WHAT THE EXERCISE ASKS: Where a line holds the string "placeholder", return that line.

:: EXTRACTED RECORDS ::

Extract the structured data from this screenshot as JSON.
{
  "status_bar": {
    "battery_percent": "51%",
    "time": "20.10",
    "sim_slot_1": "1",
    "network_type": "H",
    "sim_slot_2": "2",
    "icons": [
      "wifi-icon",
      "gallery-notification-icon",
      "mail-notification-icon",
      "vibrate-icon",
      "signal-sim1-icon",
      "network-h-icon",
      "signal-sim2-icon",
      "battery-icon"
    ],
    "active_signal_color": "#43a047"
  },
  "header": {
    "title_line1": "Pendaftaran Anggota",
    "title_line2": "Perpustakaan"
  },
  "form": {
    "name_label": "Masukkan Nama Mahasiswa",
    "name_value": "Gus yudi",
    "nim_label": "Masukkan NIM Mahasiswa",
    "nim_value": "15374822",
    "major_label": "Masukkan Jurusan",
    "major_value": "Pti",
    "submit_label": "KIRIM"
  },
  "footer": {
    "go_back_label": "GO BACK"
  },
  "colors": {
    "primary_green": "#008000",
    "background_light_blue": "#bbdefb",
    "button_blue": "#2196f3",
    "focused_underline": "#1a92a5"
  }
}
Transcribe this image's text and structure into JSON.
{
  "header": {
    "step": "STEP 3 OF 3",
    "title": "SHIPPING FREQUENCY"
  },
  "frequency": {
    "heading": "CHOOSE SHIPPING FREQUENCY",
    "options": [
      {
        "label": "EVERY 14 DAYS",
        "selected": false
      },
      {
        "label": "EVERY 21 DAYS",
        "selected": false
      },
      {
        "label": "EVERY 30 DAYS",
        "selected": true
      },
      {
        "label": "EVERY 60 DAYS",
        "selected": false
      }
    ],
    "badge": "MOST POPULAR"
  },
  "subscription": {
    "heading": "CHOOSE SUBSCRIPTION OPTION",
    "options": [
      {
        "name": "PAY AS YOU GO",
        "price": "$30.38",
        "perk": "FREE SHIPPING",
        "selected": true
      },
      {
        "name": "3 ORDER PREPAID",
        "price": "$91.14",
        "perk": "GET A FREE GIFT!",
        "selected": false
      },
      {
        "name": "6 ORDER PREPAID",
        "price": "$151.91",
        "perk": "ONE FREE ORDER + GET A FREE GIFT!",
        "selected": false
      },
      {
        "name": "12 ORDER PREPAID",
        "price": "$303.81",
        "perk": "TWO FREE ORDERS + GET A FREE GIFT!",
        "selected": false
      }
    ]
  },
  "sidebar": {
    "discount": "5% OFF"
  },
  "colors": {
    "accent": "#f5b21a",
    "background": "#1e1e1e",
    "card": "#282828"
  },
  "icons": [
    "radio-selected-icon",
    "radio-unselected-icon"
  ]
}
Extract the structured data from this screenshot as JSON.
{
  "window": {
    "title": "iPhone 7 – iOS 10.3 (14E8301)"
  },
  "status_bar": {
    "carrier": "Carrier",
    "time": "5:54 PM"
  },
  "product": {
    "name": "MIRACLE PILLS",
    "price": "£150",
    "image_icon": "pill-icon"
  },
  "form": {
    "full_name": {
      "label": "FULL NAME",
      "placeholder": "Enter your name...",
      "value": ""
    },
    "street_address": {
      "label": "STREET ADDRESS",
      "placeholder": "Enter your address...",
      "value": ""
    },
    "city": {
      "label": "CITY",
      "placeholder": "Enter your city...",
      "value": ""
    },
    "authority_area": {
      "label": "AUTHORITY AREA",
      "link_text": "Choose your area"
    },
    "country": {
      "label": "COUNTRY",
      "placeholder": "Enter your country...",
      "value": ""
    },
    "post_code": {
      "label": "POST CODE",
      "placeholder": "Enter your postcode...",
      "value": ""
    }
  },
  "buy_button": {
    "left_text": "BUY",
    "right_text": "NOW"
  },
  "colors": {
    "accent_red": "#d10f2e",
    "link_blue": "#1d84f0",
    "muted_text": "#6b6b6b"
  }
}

:::

WRITTEN SOLUTION:
      "placeholder": "Enter your name...",
      "placeholder": "Enter your address...",
      "placeholder": "Enter your city...",
      "placeholder": "Enter your country...",
      "placeholder": "Enter your postcode...",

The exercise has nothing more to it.